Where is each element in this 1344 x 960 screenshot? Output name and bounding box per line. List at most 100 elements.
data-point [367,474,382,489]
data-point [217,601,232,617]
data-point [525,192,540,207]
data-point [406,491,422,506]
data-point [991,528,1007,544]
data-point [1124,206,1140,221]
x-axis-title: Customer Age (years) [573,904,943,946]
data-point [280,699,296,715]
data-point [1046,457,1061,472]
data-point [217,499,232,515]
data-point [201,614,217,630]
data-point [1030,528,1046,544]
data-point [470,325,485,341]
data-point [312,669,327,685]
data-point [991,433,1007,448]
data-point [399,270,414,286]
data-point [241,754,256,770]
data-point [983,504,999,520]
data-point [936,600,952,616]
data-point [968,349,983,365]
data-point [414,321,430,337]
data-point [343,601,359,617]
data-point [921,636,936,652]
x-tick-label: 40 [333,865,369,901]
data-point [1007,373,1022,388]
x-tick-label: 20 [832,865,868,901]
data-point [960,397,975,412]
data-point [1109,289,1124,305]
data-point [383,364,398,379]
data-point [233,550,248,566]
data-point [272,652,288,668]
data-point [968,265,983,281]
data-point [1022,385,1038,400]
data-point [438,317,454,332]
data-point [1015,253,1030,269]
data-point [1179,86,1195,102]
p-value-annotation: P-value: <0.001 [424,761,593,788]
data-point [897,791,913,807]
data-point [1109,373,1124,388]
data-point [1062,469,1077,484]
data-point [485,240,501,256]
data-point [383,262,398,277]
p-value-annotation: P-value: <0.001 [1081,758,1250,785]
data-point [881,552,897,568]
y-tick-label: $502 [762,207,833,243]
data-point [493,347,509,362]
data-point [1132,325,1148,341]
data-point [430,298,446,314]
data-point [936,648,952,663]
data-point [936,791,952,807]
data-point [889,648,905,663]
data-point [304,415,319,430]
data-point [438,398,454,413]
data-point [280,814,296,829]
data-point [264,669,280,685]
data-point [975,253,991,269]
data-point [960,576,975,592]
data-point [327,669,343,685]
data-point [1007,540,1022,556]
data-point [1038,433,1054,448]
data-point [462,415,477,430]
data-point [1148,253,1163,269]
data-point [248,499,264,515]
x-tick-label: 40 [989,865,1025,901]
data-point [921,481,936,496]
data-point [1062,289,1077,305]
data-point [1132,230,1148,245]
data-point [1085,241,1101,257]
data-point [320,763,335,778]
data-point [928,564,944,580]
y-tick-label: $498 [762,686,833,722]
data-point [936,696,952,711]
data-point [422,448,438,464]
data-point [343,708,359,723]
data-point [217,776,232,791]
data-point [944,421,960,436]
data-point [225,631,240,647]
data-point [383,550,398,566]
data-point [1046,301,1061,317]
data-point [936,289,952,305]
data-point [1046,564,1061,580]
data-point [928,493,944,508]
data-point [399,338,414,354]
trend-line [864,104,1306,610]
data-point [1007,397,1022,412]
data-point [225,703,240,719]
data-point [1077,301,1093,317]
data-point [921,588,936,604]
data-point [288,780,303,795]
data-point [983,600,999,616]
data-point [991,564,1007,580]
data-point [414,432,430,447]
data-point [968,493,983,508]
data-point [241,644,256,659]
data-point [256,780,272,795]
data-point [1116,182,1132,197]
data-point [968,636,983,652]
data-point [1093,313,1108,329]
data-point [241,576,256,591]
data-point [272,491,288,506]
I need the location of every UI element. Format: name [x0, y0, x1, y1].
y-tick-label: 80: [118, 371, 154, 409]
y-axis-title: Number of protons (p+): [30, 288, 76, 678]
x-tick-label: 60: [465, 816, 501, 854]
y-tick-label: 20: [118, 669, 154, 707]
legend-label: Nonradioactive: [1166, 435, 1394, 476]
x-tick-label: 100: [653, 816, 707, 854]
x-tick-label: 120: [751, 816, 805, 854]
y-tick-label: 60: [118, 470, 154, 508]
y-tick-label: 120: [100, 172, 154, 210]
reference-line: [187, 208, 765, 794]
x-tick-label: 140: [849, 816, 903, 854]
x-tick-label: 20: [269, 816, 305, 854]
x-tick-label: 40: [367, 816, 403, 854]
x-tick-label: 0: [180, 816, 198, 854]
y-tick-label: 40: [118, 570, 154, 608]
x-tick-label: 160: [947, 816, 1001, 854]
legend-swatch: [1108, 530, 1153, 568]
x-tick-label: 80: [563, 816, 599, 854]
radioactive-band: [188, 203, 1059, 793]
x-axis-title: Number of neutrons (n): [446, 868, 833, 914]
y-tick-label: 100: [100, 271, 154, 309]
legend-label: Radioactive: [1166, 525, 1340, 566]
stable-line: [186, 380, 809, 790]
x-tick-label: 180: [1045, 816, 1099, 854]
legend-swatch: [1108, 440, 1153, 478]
****************
▶ SET PROBLEM
Update the records above by changing every "x-tick-label" to "x-axis-tick" and leaving all other text as it stands.

▶ THE REPLY
Where is each element in this 1344 x 960 screenshot? Output name and bounding box per line. List at most 100 elements.
data-point [367,474,382,489]
data-point [217,601,232,617]
data-point [525,192,540,207]
data-point [406,491,422,506]
data-point [991,528,1007,544]
data-point [1124,206,1140,221]
x-axis-title: Customer Age (years) [573,904,943,946]
data-point [280,699,296,715]
data-point [1046,457,1061,472]
data-point [217,499,232,515]
data-point [201,614,217,630]
data-point [1030,528,1046,544]
data-point [470,325,485,341]
data-point [312,669,327,685]
data-point [991,433,1007,448]
data-point [399,270,414,286]
data-point [241,754,256,770]
data-point [983,504,999,520]
data-point [936,600,952,616]
data-point [968,349,983,365]
data-point [414,321,430,337]
data-point [343,601,359,617]
data-point [921,636,936,652]
x-axis-tick: 40 [333,865,369,901]
data-point [1007,373,1022,388]
x-axis-tick: 20 [832,865,868,901]
data-point [960,397,975,412]
data-point [1109,289,1124,305]
data-point [383,364,398,379]
data-point [233,550,248,566]
data-point [272,652,288,668]
data-point [968,265,983,281]
data-point [1022,385,1038,400]
data-point [438,317,454,332]
data-point [1015,253,1030,269]
data-point [1179,86,1195,102]
p-value-annotation: P-value: <0.001 [424,761,593,788]
data-point [897,791,913,807]
data-point [1109,373,1124,388]
data-point [1062,469,1077,484]
data-point [485,240,501,256]
data-point [383,262,398,277]
p-value-annotation: P-value: <0.001 [1081,758,1250,785]
data-point [881,552,897,568]
y-tick-label: $502 [762,207,833,243]
data-point [493,347,509,362]
data-point [1132,325,1148,341]
data-point [430,298,446,314]
data-point [936,648,952,663]
data-point [936,791,952,807]
data-point [889,648,905,663]
data-point [304,415,319,430]
data-point [438,398,454,413]
data-point [280,814,296,829]
data-point [264,669,280,685]
data-point [975,253,991,269]
data-point [960,576,975,592]
data-point [327,669,343,685]
data-point [1007,540,1022,556]
data-point [1038,433,1054,448]
data-point [462,415,477,430]
data-point [1148,253,1163,269]
data-point [248,499,264,515]
x-axis-tick: 40 [989,865,1025,901]
data-point [921,481,936,496]
data-point [1062,289,1077,305]
data-point [1132,230,1148,245]
data-point [1085,241,1101,257]
data-point [320,763,335,778]
data-point [928,564,944,580]
y-tick-label: $498 [762,686,833,722]
data-point [936,696,952,711]
data-point [422,448,438,464]
data-point [343,708,359,723]
data-point [217,776,232,791]
data-point [944,421,960,436]
data-point [225,631,240,647]
data-point [383,550,398,566]
data-point [1046,301,1061,317]
data-point [936,289,952,305]
data-point [1046,564,1061,580]
data-point [928,493,944,508]
data-point [399,338,414,354]
trend-line [864,104,1306,610]
data-point [1007,397,1022,412]
data-point [225,703,240,719]
data-point [1077,301,1093,317]
data-point [921,588,936,604]
data-point [288,780,303,795]
data-point [983,600,999,616]
data-point [991,564,1007,580]
data-point [414,432,430,447]
data-point [968,493,983,508]
data-point [241,644,256,659]
data-point [256,780,272,795]
data-point [1116,182,1132,197]
data-point [968,636,983,652]
data-point [1093,313,1108,329]
data-point [241,576,256,591]
data-point [272,491,288,506]
I need the location of every UI element. Format: name [x0, y0, x1, y1].
y-tick-label: 80: [118, 371, 154, 409]
y-axis-title: Number of protons (p+): [30, 288, 76, 678]
x-axis-tick: 60: [465, 816, 501, 854]
y-tick-label: 20: [118, 669, 154, 707]
legend-label: Nonradioactive: [1166, 435, 1394, 476]
x-axis-tick: 100: [653, 816, 707, 854]
x-axis-tick: 120: [751, 816, 805, 854]
y-tick-label: 60: [118, 470, 154, 508]
y-tick-label: 120: [100, 172, 154, 210]
reference-line: [187, 208, 765, 794]
x-axis-tick: 140: [849, 816, 903, 854]
x-axis-tick: 20: [269, 816, 305, 854]
x-axis-tick: 40: [367, 816, 403, 854]
x-axis-tick: 0: [180, 816, 198, 854]
y-tick-label: 40: [118, 570, 154, 608]
x-axis-tick: 160: [947, 816, 1001, 854]
legend-swatch: [1108, 530, 1153, 568]
x-axis-tick: 80: [563, 816, 599, 854]
radioactive-band: [188, 203, 1059, 793]
x-axis-title: Number of neutrons (n): [446, 868, 833, 914]
y-tick-label: 100: [100, 271, 154, 309]
legend-label: Radioactive: [1166, 525, 1340, 566]
stable-line: [186, 380, 809, 790]
x-axis-tick: 180: [1045, 816, 1099, 854]
legend-swatch: [1108, 440, 1153, 478]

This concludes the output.